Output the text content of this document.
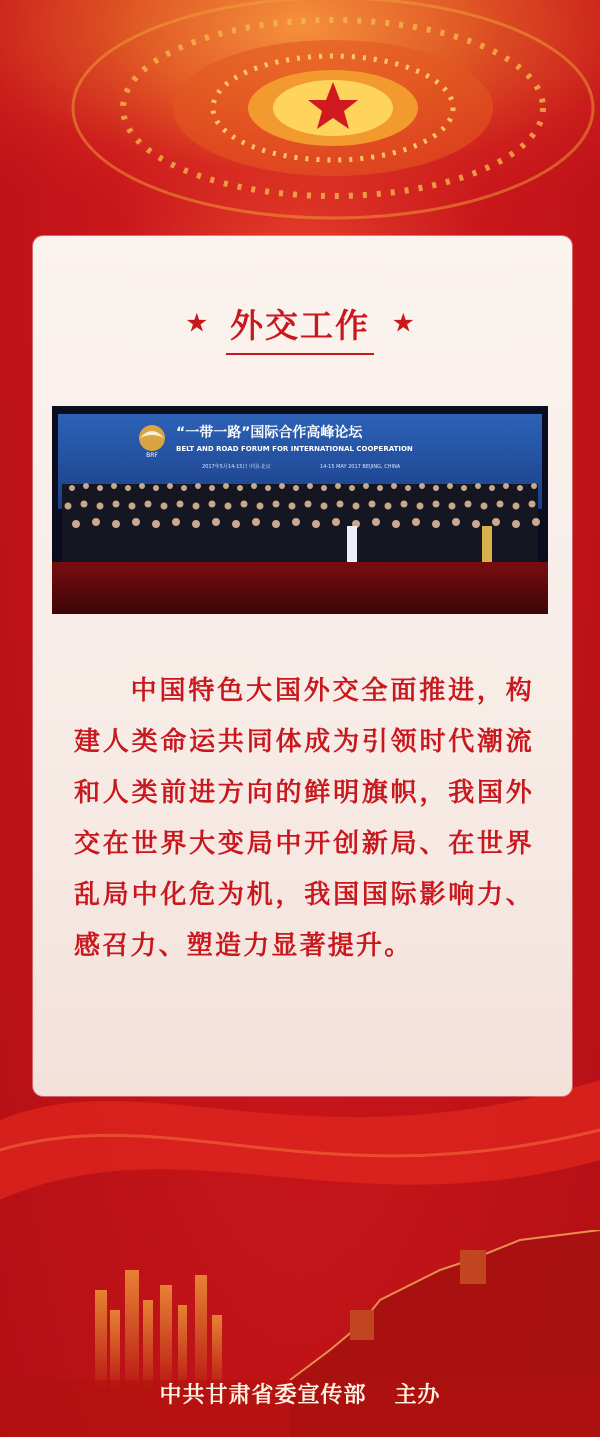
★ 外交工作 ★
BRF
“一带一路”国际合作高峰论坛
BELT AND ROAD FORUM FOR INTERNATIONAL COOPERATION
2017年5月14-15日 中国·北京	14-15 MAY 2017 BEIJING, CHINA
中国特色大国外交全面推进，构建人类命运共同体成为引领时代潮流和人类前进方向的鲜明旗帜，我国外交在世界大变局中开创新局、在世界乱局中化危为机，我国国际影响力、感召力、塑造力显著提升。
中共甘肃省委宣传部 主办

→ WORK INSTRUCTIONS
Retype all entries exactly as they appear, dropping the images.

→ CORRECT OUTPUT
Output the text content of this document.
★ 外交工作 ★
BRF
“一带一路”国际合作高峰论坛
BELT AND ROAD FORUM FOR INTERNATIONAL COOPERATION
2017年5月14-15日 中国·北京	14-15 MAY 2017 BEIJING, CHINA
中国特色大国外交全面推进，构建人类命运共同体成为引领时代潮流和人类前进方向的鲜明旗帜，我国外交在世界大变局中开创新局、在世界乱局中化危为机，我国国际影响力、感召力、塑造力显著提升。
中共甘肃省委宣传部 主办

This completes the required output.